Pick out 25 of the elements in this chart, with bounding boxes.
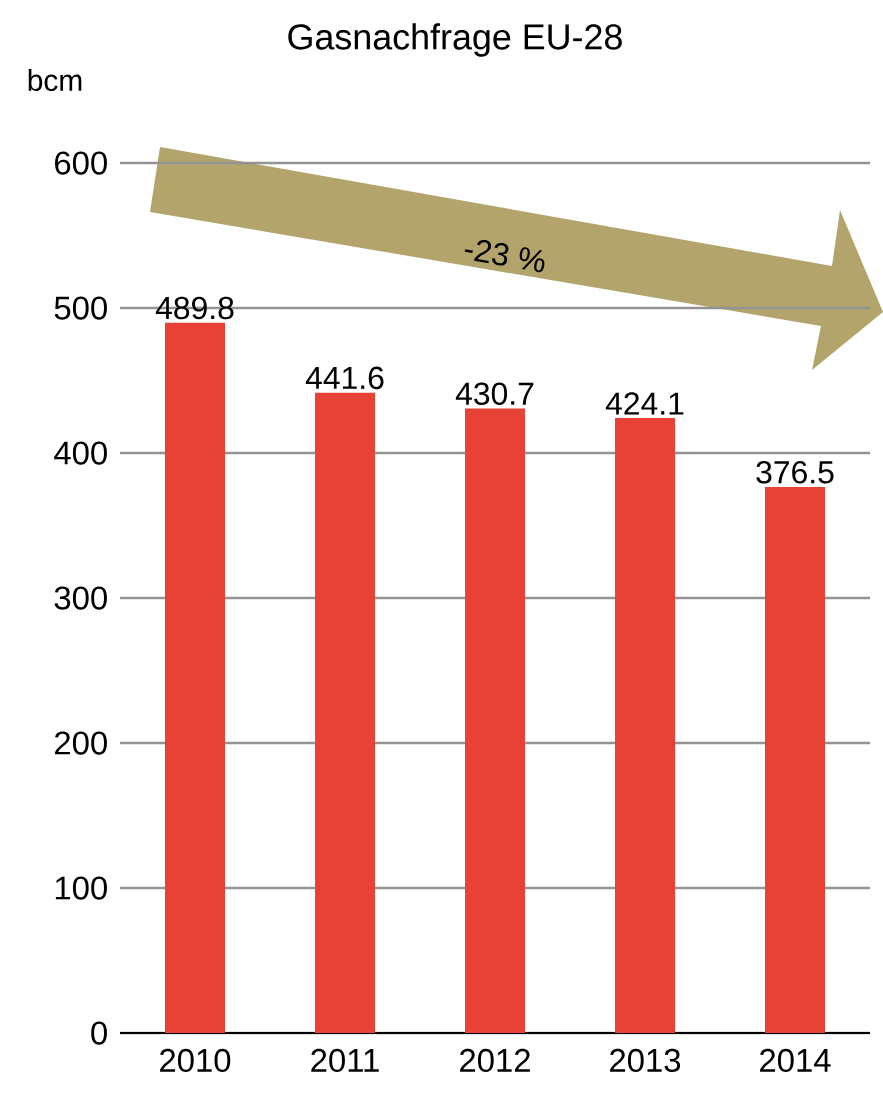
- x-tick-label: 2014: [760, 1048, 831, 1073]
- y-tick-label: 0: [91, 1021, 107, 1045]
- bar: [465, 408, 525, 1034]
- y-tick-label: 500: [54, 296, 107, 320]
- data-label: 424.1: [605, 392, 684, 415]
- y-tick-label: 300: [54, 586, 107, 610]
- data-label: 489.8: [155, 296, 234, 320]
- chart-title: Gasnachfrage EU-28: [288, 23, 622, 57]
- x-tick-label: 2013: [610, 1048, 681, 1073]
- annotation: -23 %: [464, 239, 545, 273]
- bar: [765, 487, 825, 1034]
- data-label: 441.6: [305, 366, 384, 390]
- x-tick-label: 2012: [460, 1048, 530, 1073]
- y-tick-label: 100: [55, 876, 107, 900]
- y-tick-label: 400: [54, 441, 107, 465]
- bar: [165, 322, 225, 1034]
- bar: [315, 392, 375, 1034]
- bar: [615, 418, 675, 1034]
- y-tick-label: 600: [55, 151, 107, 175]
- y-axis-title: bcm: [28, 69, 82, 91]
- x-tick-label: 2010: [160, 1048, 231, 1073]
- y-tick-label: 200: [55, 731, 107, 755]
- data-label: 376.5: [756, 461, 834, 484]
- x-tick-label: 2011: [311, 1048, 379, 1073]
- data-label: 430.7: [455, 382, 534, 405]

▶ 作業指示: 資料のうち「- x-tick-label: 2014: [760, 1048, 831, 1073]」を含む行から「- x-tick-label: 2011: [311, 1048, 379, 1073]」を含む行まで(両端を含む)を編集し、「data-label」をすべて「value-label」に置き換えてください。ほかの部分は変えず、この範囲の行だけを出力してください。

▶ 解答:
- x-tick-label: 2014: [760, 1048, 831, 1073]
- y-tick-label: 0: [91, 1021, 107, 1045]
- bar: [465, 408, 525, 1034]
- y-tick-label: 500: [54, 296, 107, 320]
- value-label: 424.1: [605, 392, 684, 415]
- y-tick-label: 300: [54, 586, 107, 610]
- value-label: 489.8: [155, 296, 234, 320]
- chart-title: Gasnachfrage EU-28: [288, 23, 622, 57]
- x-tick-label: 2013: [610, 1048, 681, 1073]
- annotation: -23 %: [464, 239, 545, 273]
- bar: [765, 487, 825, 1034]
- value-label: 441.6: [305, 366, 384, 390]
- x-tick-label: 2012: [460, 1048, 530, 1073]
- y-tick-label: 100: [55, 876, 107, 900]
- y-tick-label: 400: [54, 441, 107, 465]
- bar: [165, 322, 225, 1034]
- bar: [315, 392, 375, 1034]
- bar: [615, 418, 675, 1034]
- y-tick-label: 600: [55, 151, 107, 175]
- y-axis-title: bcm: [28, 69, 82, 91]
- x-tick-label: 2010: [160, 1048, 231, 1073]
- y-tick-label: 200: [55, 731, 107, 755]
- value-label: 376.5: [756, 461, 834, 484]
- x-tick-label: 2011: [311, 1048, 379, 1073]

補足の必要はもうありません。